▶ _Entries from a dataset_
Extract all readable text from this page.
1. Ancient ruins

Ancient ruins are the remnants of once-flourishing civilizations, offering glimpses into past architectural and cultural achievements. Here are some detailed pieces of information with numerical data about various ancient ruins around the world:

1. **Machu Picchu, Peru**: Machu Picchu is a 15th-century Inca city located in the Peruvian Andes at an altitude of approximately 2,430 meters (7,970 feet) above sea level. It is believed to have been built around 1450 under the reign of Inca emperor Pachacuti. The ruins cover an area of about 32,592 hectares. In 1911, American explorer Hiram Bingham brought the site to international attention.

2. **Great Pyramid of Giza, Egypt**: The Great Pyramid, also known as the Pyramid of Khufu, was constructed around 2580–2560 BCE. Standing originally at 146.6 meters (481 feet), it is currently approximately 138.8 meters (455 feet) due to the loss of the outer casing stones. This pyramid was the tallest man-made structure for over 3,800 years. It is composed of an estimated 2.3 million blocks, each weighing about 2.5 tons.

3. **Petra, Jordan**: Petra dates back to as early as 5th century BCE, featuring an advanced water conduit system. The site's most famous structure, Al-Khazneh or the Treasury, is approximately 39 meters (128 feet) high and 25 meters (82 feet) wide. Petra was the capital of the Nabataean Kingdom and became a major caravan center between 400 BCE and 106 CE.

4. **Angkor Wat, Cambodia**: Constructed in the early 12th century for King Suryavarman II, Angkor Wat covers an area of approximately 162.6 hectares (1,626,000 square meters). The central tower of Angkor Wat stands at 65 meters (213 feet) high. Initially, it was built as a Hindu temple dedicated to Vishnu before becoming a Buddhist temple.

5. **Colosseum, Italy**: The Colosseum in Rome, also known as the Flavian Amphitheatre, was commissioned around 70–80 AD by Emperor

▶ _Do this_
Where a line of the material above holds the string "ruins", copy that line.

▶ _Written reply_
1. Ancient ruins
Ancient ruins are the remnants of once-flourishing civilizations, offering glimpses into past architectural and cultural achievements. Here are some detailed pieces of information with numerical data about various ancient ruins around the world:
1. **Machu Picchu, Peru**: Machu Picchu is a 15th-century Inca city located in the Peruvian Andes at an altitude of approximately 2,430 meters (7,970 feet) above sea level. It is believed to have been built around 1450 under the reign of Inca emperor Pachacuti. The ruins cover an area of about 32,592 hectares. In 1911, American explorer Hiram Bingham brought the site to international attention.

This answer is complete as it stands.